# START OF ENTRIES PROVIDED

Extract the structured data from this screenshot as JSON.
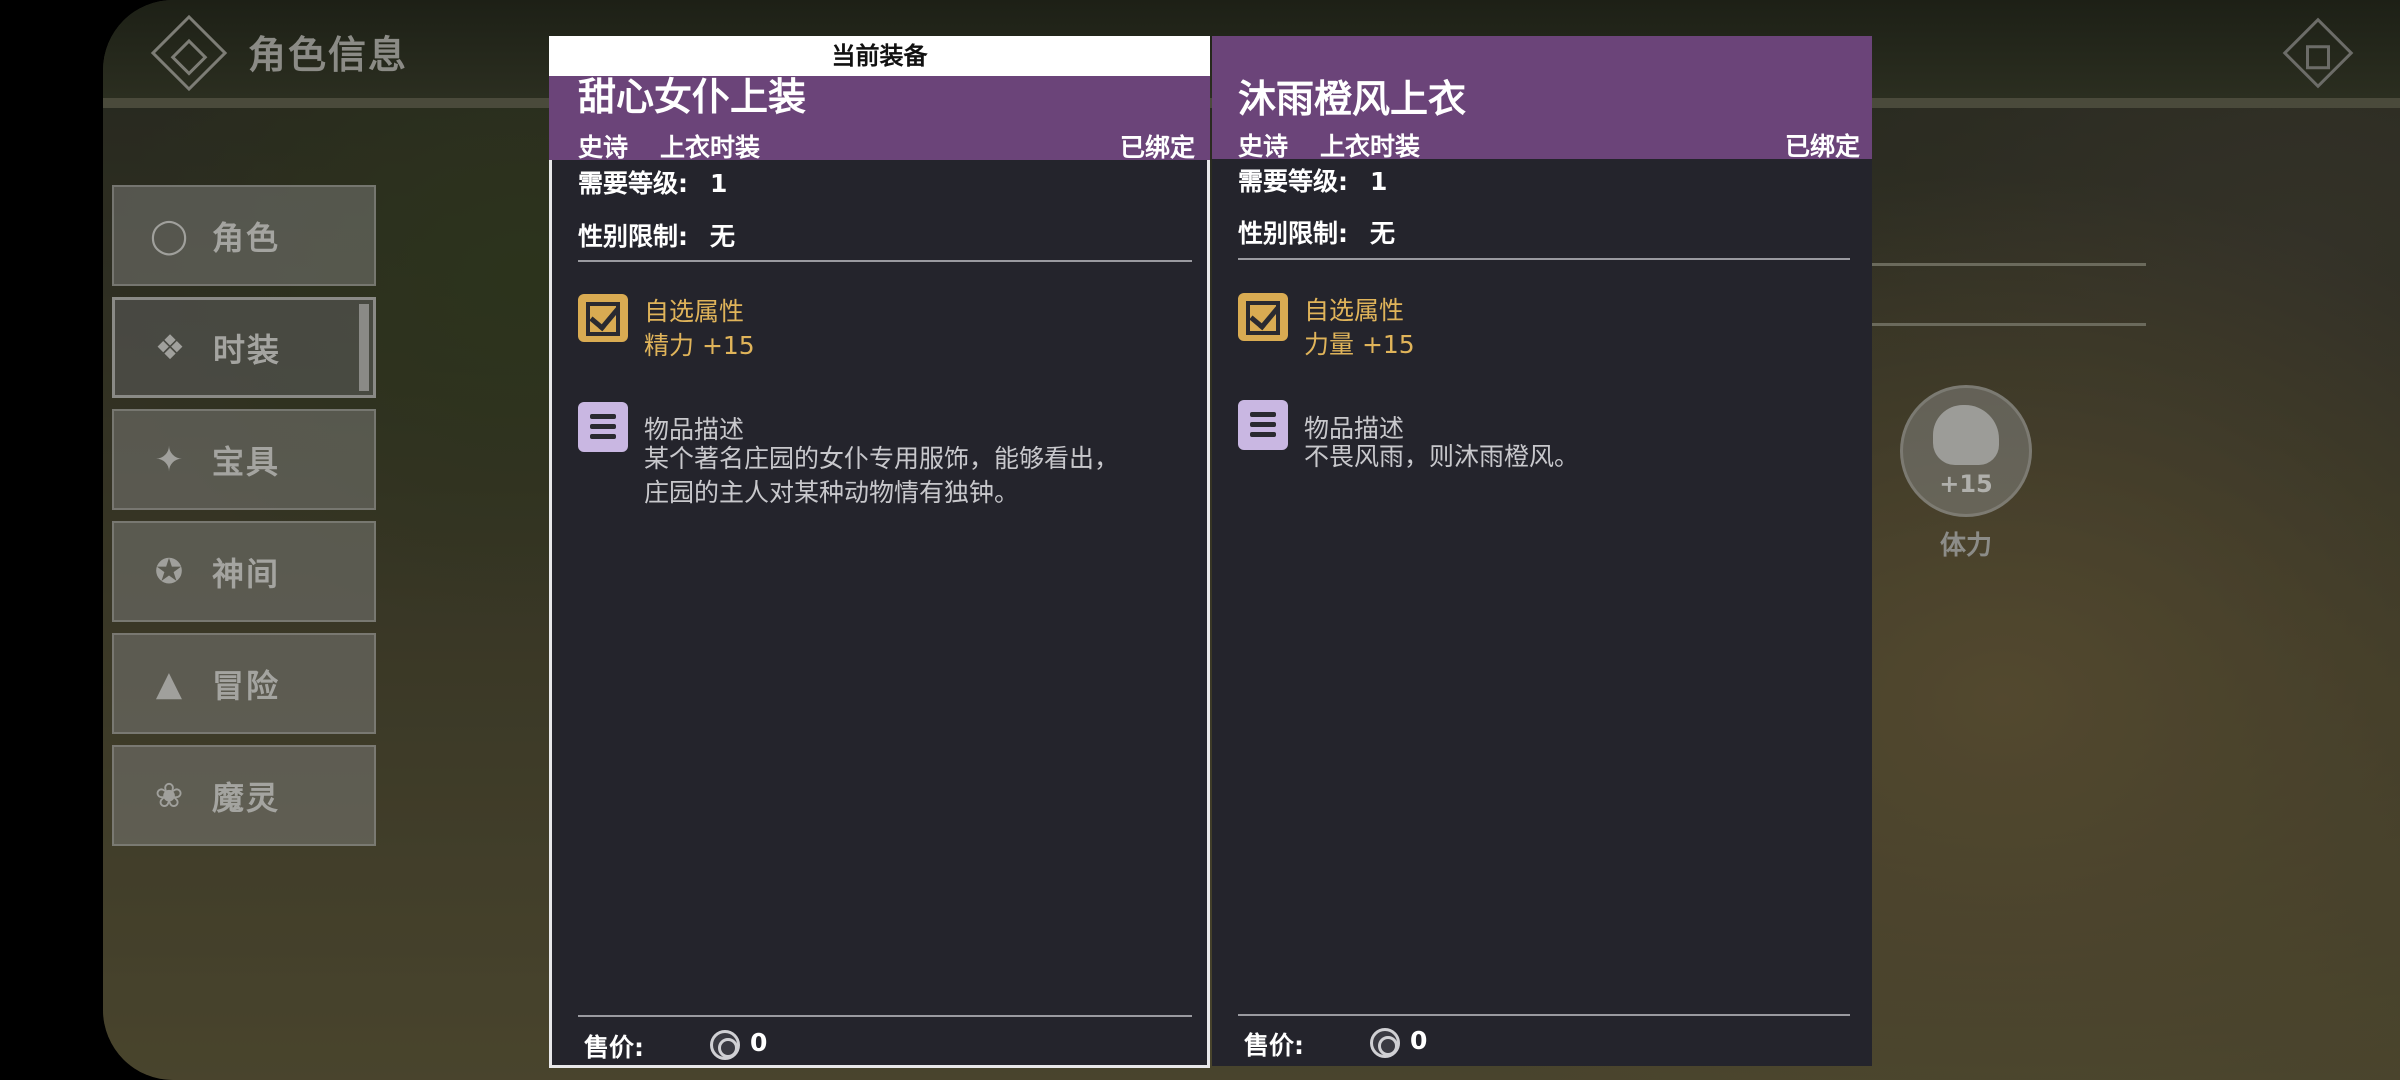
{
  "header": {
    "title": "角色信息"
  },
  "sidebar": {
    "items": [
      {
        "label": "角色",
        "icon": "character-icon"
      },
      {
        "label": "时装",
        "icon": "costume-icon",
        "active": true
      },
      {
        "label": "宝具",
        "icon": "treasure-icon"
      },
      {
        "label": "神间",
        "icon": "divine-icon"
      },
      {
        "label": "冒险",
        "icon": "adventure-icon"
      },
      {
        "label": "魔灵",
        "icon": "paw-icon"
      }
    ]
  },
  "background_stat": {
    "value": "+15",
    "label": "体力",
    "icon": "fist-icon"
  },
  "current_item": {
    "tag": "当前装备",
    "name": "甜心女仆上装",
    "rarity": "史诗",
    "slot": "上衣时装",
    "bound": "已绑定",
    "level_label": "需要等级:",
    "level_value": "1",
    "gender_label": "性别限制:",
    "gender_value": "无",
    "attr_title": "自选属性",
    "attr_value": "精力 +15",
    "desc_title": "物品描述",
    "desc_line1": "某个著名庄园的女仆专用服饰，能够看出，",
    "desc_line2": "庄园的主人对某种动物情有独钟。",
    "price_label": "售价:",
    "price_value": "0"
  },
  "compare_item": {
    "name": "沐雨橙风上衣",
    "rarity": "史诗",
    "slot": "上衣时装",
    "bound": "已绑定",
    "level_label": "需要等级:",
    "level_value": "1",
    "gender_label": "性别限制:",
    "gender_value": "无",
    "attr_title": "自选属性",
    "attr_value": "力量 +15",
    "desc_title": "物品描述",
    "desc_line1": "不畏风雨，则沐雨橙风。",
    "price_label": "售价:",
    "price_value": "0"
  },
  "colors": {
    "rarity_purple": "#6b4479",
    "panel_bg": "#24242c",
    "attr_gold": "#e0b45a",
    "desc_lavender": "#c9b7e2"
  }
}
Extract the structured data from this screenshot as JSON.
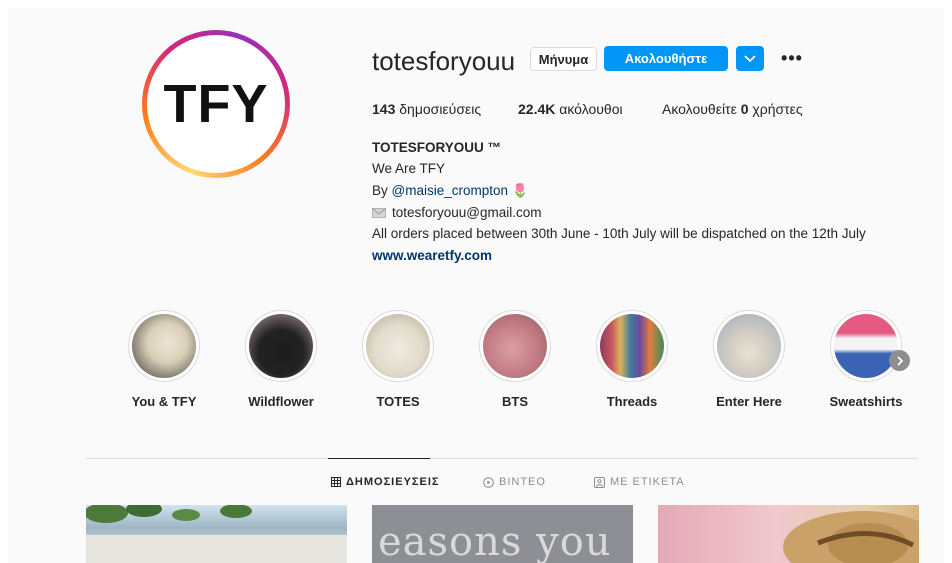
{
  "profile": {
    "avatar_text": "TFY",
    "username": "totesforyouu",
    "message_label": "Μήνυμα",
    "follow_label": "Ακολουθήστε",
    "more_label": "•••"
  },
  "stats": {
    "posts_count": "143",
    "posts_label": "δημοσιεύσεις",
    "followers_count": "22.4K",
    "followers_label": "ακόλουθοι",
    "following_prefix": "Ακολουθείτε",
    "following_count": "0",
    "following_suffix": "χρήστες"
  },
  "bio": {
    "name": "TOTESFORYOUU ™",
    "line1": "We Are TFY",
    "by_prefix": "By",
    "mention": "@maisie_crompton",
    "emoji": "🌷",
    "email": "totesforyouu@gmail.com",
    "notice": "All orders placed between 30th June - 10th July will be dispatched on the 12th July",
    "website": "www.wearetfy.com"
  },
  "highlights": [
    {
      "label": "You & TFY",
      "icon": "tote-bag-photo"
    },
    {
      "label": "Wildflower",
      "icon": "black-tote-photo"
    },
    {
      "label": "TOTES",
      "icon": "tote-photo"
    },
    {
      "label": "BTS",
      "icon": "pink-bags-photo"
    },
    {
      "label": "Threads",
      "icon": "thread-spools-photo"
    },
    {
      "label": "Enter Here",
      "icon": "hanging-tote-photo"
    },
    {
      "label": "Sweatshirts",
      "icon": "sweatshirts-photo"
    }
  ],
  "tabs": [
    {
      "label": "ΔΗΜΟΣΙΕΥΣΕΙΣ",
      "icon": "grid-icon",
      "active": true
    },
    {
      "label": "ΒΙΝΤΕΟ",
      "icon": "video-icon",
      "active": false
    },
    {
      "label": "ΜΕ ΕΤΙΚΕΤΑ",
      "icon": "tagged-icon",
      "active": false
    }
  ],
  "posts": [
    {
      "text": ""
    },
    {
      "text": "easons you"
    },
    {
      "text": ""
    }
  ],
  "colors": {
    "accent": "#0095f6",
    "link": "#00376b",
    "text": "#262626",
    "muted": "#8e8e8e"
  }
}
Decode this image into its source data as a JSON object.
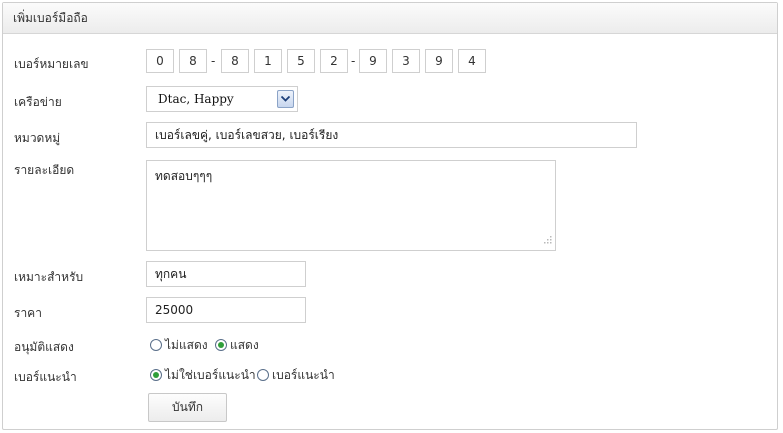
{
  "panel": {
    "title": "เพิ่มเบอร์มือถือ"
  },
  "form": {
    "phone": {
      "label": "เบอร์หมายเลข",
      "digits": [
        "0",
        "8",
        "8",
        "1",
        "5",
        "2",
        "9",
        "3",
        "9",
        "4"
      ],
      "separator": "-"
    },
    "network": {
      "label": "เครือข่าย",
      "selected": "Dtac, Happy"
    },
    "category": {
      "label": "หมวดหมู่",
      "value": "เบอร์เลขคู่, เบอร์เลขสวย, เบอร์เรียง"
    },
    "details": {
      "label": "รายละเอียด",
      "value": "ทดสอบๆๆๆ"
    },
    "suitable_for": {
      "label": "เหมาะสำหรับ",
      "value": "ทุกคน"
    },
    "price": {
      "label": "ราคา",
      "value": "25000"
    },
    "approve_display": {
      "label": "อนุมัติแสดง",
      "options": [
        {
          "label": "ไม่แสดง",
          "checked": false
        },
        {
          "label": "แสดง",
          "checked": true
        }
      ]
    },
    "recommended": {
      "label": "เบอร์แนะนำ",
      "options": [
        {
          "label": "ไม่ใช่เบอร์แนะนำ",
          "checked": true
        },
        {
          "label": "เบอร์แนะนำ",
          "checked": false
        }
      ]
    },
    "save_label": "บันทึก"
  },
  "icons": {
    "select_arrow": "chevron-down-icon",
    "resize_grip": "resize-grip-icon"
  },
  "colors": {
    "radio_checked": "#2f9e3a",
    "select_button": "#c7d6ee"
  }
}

# END OF ENTRIES PROVIDED

PROBLEM REQUIREMENTS -> Check each line of the records for the word "แนะนำ" and extract those that contain it.

CORRECT ANSWER ->
      "label": "เบอร์แนะนำ",
          "label": "ไม่ใช่เบอร์แนะนำ",
          "label": "เบอร์แนะนำ",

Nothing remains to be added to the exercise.